## WHAT IS ASKED:
Write out the entire listing below exactly as it appears, minus any pictures.

## INPUT MATERIAL:
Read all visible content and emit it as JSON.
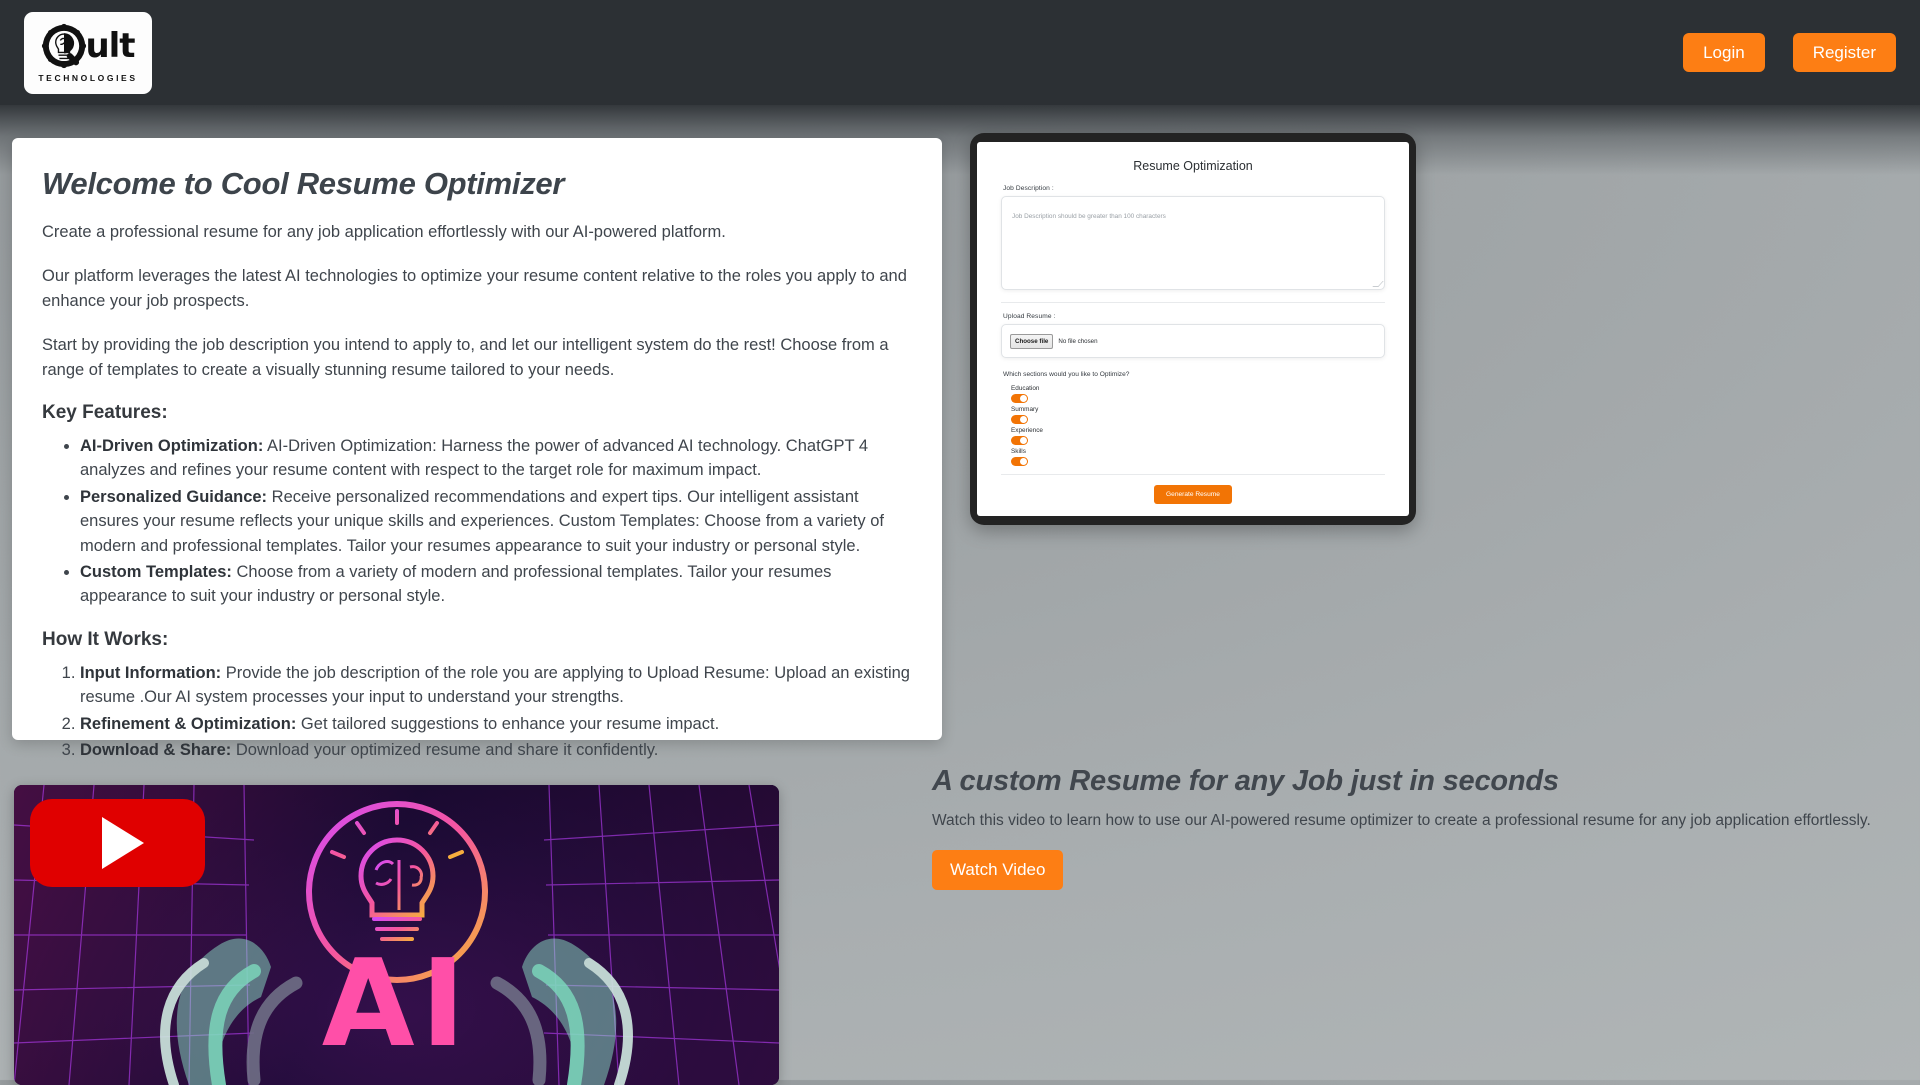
{
  "header": {
    "logo": {
      "word": "ult",
      "tagline": "TECHNOLOGIES",
      "icon": "qult-brain-bulb-logo"
    },
    "login_label": "Login",
    "register_label": "Register",
    "background_color": "#2c3034",
    "accent_color": "#fd7e14"
  },
  "intro": {
    "title": "Welcome to Cool Resume Optimizer",
    "paragraphs": [
      "Create a professional resume for any job application effortlessly with our AI-powered platform.",
      "Our platform leverages the latest AI technologies to optimize your resume content relative to the roles you apply to and enhance your job prospects.",
      "Start by providing the job description you intend to apply to, and let our intelligent system do the rest! Choose from a range of templates to create a visually stunning resume tailored to your needs."
    ],
    "features_heading": "Key Features:",
    "features": [
      {
        "term": "AI-Driven Optimization:",
        "desc": " AI-Driven Optimization: Harness the power of advanced AI technology. ChatGPT 4 analyzes and refines your resume content with respect to the target role for maximum impact."
      },
      {
        "term": "Personalized Guidance:",
        "desc": " Receive personalized recommendations and expert tips. Our intelligent assistant ensures your resume reflects your unique skills and experiences. Custom Templates: Choose from a variety of modern and professional templates. Tailor your resumes appearance to suit your industry or personal style."
      },
      {
        "term": "Custom Templates:",
        "desc": " Choose from a variety of modern and professional templates. Tailor your resumes appearance to suit your industry or personal style."
      }
    ],
    "how_heading": "How It Works:",
    "steps": [
      {
        "term": "Input Information:",
        "desc": " Provide the job description of the role you are applying to Upload Resume: Upload an existing resume .Our AI system processes your input to understand your strengths."
      },
      {
        "term": "Refinement & Optimization:",
        "desc": " Get tailored suggestions to enhance your resume impact."
      },
      {
        "term": "Download & Share:",
        "desc": " Download your optimized resume and share it confidently."
      }
    ]
  },
  "mockup": {
    "title": "Resume Optimization",
    "job_description_label": "Job Description :",
    "job_description_placeholder": "Job Description should be greater than 100 characters",
    "upload_resume_label": "Upload Resume :",
    "file_button_label": "Choose file",
    "file_status": "No file chosen",
    "sections_question": "Which sections would you like to Optimize?",
    "sections": [
      {
        "label": "Education",
        "enabled": true
      },
      {
        "label": "Summary",
        "enabled": true
      },
      {
        "label": "Experience",
        "enabled": true
      },
      {
        "label": "Skills",
        "enabled": true
      }
    ],
    "generate_label": "Generate Resume",
    "toggle_color": "#f27405"
  },
  "video": {
    "thumbnail_text": "AI",
    "play_icon": "youtube-play-icon"
  },
  "promo": {
    "title": "A custom Resume for any Job just in seconds",
    "description": "Watch this video to learn how to use our AI-powered resume optimizer to create a professional resume for any job application effortlessly.",
    "button_label": "Watch Video"
  }
}
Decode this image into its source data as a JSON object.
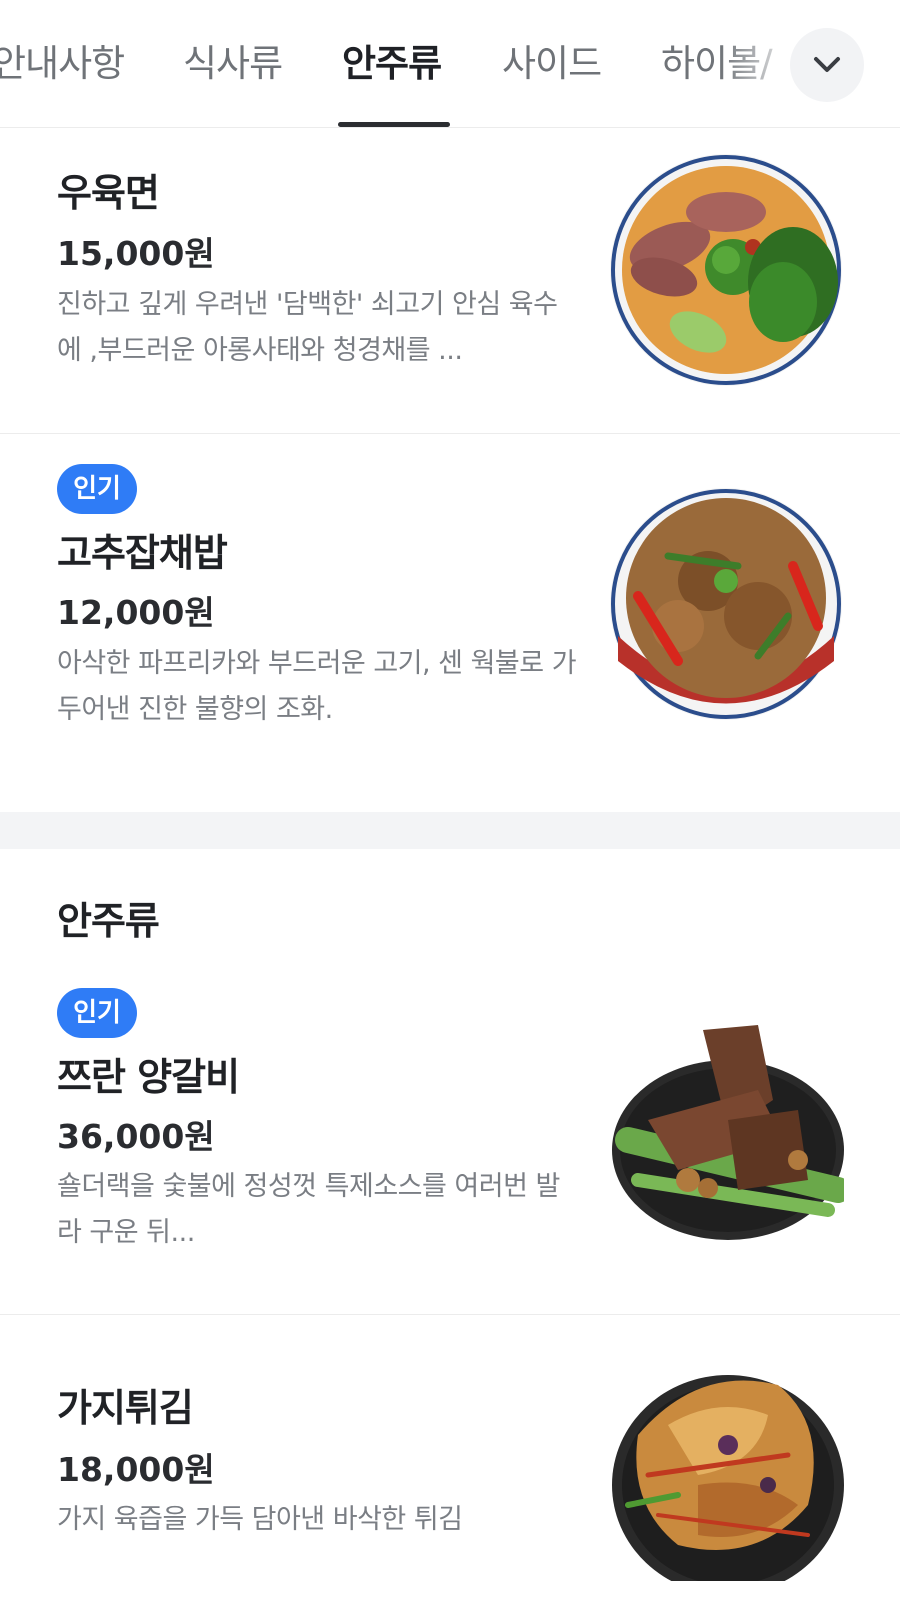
{
  "tabs": [
    {
      "label": "안내사항",
      "active": false
    },
    {
      "label": "식사류",
      "active": false
    },
    {
      "label": "안주류",
      "active": true
    },
    {
      "label": "사이드",
      "active": false
    },
    {
      "label": "하이볼/",
      "active": false
    }
  ],
  "expand_icon": "chevron-down-icon",
  "colors": {
    "badge": "#2f7cf6",
    "active_tab": "#1f2126",
    "inactive_tab": "#6f7378",
    "section_gap": "#f3f4f6"
  },
  "items": [
    {
      "name": "우육면",
      "price": "15,000원",
      "desc": "진하고 깊게 우려낸 '담백한' 쇠고기 안심 육수에 ,부드러운 아롱사태와 청경채를 ...",
      "image": "beef-noodle-soup"
    },
    {
      "badge": "인기",
      "name": "고추잡채밥",
      "price": "12,000원",
      "desc": "아삭한 파프리카와 부드러운 고기, 센 웍불로 가두어낸 진한 불향의 조화.",
      "image": "pepper-japchae-rice"
    }
  ],
  "section": {
    "title": "안주류",
    "items": [
      {
        "badge": "인기",
        "name": "쯔란 양갈비",
        "price": "36,000원",
        "desc": "숄더랙을 숯불에 정성껏 특제소스를 여러번 발라 구운 뒤...",
        "image": "cumin-lamb-ribs"
      },
      {
        "name": "가지튀김",
        "price": "18,000원",
        "desc": "가지 육즙을 가득 담아낸 바삭한 튀김",
        "image": "fried-eggplant"
      }
    ]
  }
}
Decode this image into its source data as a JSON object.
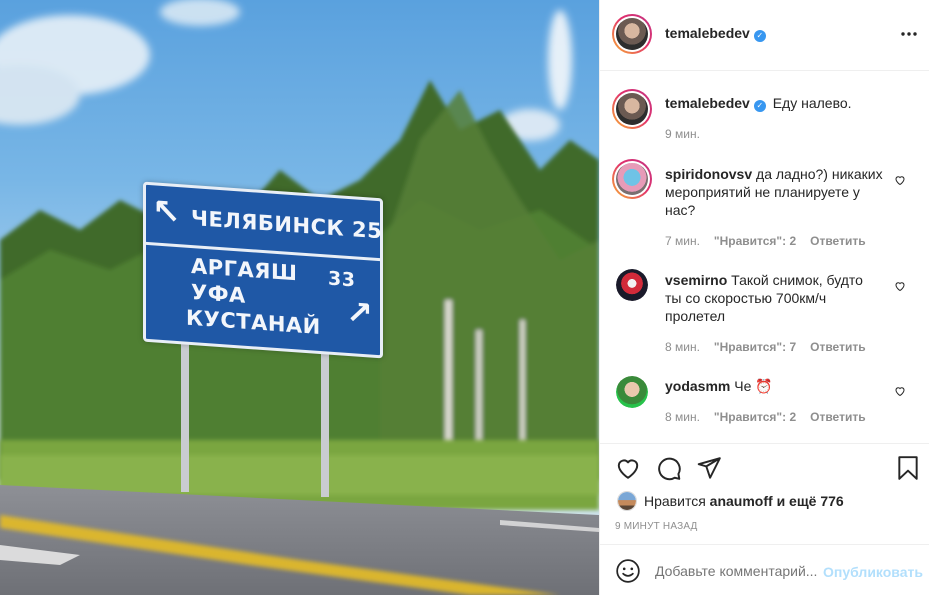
{
  "photo": {
    "sign": {
      "line1": "ЧЕЛЯБИНСК 25",
      "line2": "АРГАЯШ",
      "line2_distance": "33",
      "line3": "УФА",
      "line4": "КУСТАНАЙ"
    }
  },
  "post": {
    "author": "temalebedev",
    "caption": "Еду налево.",
    "caption_time": "9 мин.",
    "more_icon": "more-horizontal-icon",
    "liked_by": "anaumoff",
    "likes_prefix": "Нравится",
    "likes_others": "и ещё 776",
    "timestamp": "9 МИНУТ НАЗАД"
  },
  "comments": [
    {
      "user": "spiridonovsv",
      "line1": "да ладно?) никаких",
      "line2": "мероприятий не планируете у",
      "line3": "нас?",
      "time": "7 мин.",
      "likes": "\"Нравится\": 2",
      "reply": "Ответить"
    },
    {
      "user": "vsemirno",
      "line1": "Такой снимок, будто",
      "line2": "ты со скоростью 700км/ч",
      "line3": "пролетел",
      "time": "8 мин.",
      "likes": "\"Нравится\": 7",
      "reply": "Ответить"
    },
    {
      "user": "yodasmm",
      "line1": "Че ⏰",
      "time": "8 мин.",
      "likes": "\"Нравится\": 2",
      "reply": "Ответить"
    }
  ],
  "actions": {
    "like_icon": "heart-icon",
    "comment_icon": "comment-icon",
    "share_icon": "paper-plane-icon",
    "save_icon": "bookmark-icon"
  },
  "composer": {
    "placeholder": "Добавьте комментарий...",
    "post_label": "Опубликовать",
    "emoji_icon": "smile-icon"
  },
  "colors": {
    "verified": "#3897f0",
    "post_link_disabled": "#b2dffc",
    "meta_text": "#8e8e8e"
  }
}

## SOLVED EXERCISE:
Read all visible content and emit it as JSON.
{
  "header": {
    "logo": {
      "word": "ult",
      "tagline": "TECHNOLOGIES",
      "icon": "qult-brain-bulb-logo"
    },
    "login_label": "Login",
    "register_label": "Register",
    "background_color": "#2c3034",
    "accent_color": "#fd7e14"
  },
  "intro": {
    "title": "Welcome to Cool Resume Optimizer",
    "paragraphs": [
      "Create a professional resume for any job application effortlessly with our AI-powered platform.",
      "Our platform leverages the latest AI technologies to optimize your resume content relative to the roles you apply to and enhance your job prospects.",
      "Start by providing the job description you intend to apply to, and let our intelligent system do the rest! Choose from a range of templates to create a visually stunning resume tailored to your needs."
    ],
    "features_heading": "Key Features:",
    "features": [
      {
        "term": "AI-Driven Optimization:",
        "desc": " AI-Driven Optimization: Harness the power of advanced AI technology. ChatGPT 4 analyzes and refines your resume content with respect to the target role for maximum impact."
      },
      {
        "term": "Personalized Guidance:",
        "desc": " Receive personalized recommendations and expert tips. Our intelligent assistant ensures your resume reflects your unique skills and experiences. Custom Templates: Choose from a variety of modern and professional templates. Tailor your resumes appearance to suit your industry or personal style."
      },
      {
        "term": "Custom Templates:",
        "desc": " Choose from a variety of modern and professional templates. Tailor your resumes appearance to suit your industry or personal style."
      }
    ],
    "how_heading": "How It Works:",
    "steps": [
      {
        "term": "Input Information:",
        "desc": " Provide the job description of the role you are applying to Upload Resume: Upload an existing resume .Our AI system processes your input to understand your strengths."
      },
      {
        "term": "Refinement & Optimization:",
        "desc": " Get tailored suggestions to enhance your resume impact."
      },
      {
        "term": "Download & Share:",
        "desc": " Download your optimized resume and share it confidently."
      }
    ]
  },
  "mockup": {
    "title": "Resume Optimization",
    "job_description_label": "Job Description :",
    "job_description_placeholder": "Job Description should be greater than 100 characters",
    "upload_resume_label": "Upload Resume :",
    "file_button_label": "Choose file",
    "file_status": "No file chosen",
    "sections_question": "Which sections would you like to Optimize?",
    "sections": [
      {
        "label": "Education",
        "enabled": true
      },
      {
        "label": "Summary",
        "enabled": true
      },
      {
        "label": "Experience",
        "enabled": true
      },
      {
        "label": "Skills",
        "enabled": true
      }
    ],
    "generate_label": "Generate Resume",
    "toggle_color": "#f27405"
  },
  "video": {
    "thumbnail_text": "AI",
    "play_icon": "youtube-play-icon"
  },
  "promo": {
    "title": "A custom Resume for any Job just in seconds",
    "description": "Watch this video to learn how to use our AI-powered resume optimizer to create a professional resume for any job application effortlessly.",
    "button_label": "Watch Video"
  }
}
Decode this image into its source data as a JSON object.
{
  "tabs": [
    {
      "label": "안내사항",
      "active": false
    },
    {
      "label": "식사류",
      "active": false
    },
    {
      "label": "안주류",
      "active": true
    },
    {
      "label": "사이드",
      "active": false
    },
    {
      "label": "하이볼/",
      "active": false
    }
  ],
  "expand_icon": "chevron-down-icon",
  "colors": {
    "badge": "#2f7cf6",
    "active_tab": "#1f2126",
    "inactive_tab": "#6f7378",
    "section_gap": "#f3f4f6"
  },
  "items": [
    {
      "name": "우육면",
      "price": "15,000원",
      "desc": "진하고 깊게 우려낸 '담백한' 쇠고기 안심 육수에 ,부드러운 아롱사태와 청경채를 ...",
      "image": "beef-noodle-soup"
    },
    {
      "badge": "인기",
      "name": "고추잡채밥",
      "price": "12,000원",
      "desc": "아삭한 파프리카와 부드러운 고기, 센 웍불로 가두어낸 진한 불향의 조화.",
      "image": "pepper-japchae-rice"
    }
  ],
  "section": {
    "title": "안주류",
    "items": [
      {
        "badge": "인기",
        "name": "쯔란 양갈비",
        "price": "36,000원",
        "desc": "숄더랙을 숯불에 정성껏 특제소스를 여러번 발라 구운 뒤...",
        "image": "cumin-lamb-ribs"
      },
      {
        "name": "가지튀김",
        "price": "18,000원",
        "desc": "가지 육즙을 가득 담아낸 바삭한 튀김",
        "image": "fried-eggplant"
      }
    ]
  }
}
Decode this image into its source data as a JSON object.
{
  "photo": {
    "sign": {
      "line1": "ЧЕЛЯБИНСК 25",
      "line2": "АРГАЯШ",
      "line2_distance": "33",
      "line3": "УФА",
      "line4": "КУСТАНАЙ"
    }
  },
  "post": {
    "author": "temalebedev",
    "caption": "Еду налево.",
    "caption_time": "9 мин.",
    "more_icon": "more-horizontal-icon",
    "liked_by": "anaumoff",
    "likes_prefix": "Нравится",
    "likes_others": "и ещё 776",
    "timestamp": "9 МИНУТ НАЗАД"
  },
  "comments": [
    {
      "user": "spiridonovsv",
      "line1": "да ладно?) никаких",
      "line2": "мероприятий не планируете у",
      "line3": "нас?",
      "time": "7 мин.",
      "likes": "\"Нравится\": 2",
      "reply": "Ответить"
    },
    {
      "user": "vsemirno",
      "line1": "Такой снимок, будто",
      "line2": "ты со скоростью 700км/ч",
      "line3": "пролетел",
      "time": "8 мин.",
      "likes": "\"Нравится\": 7",
      "reply": "Ответить"
    },
    {
      "user": "yodasmm",
      "line1": "Че ⏰",
      "time": "8 мин.",
      "likes": "\"Нравится\": 2",
      "reply": "Ответить"
    }
  ],
  "actions": {
    "like_icon": "heart-icon",
    "comment_icon": "comment-icon",
    "share_icon": "paper-plane-icon",
    "save_icon": "bookmark-icon"
  },
  "composer": {
    "placeholder": "Добавьте комментарий...",
    "post_label": "Опубликовать",
    "emoji_icon": "smile-icon"
  },
  "colors": {
    "verified": "#3897f0",
    "post_link_disabled": "#b2dffc",
    "meta_text": "#8e8e8e"
  }
}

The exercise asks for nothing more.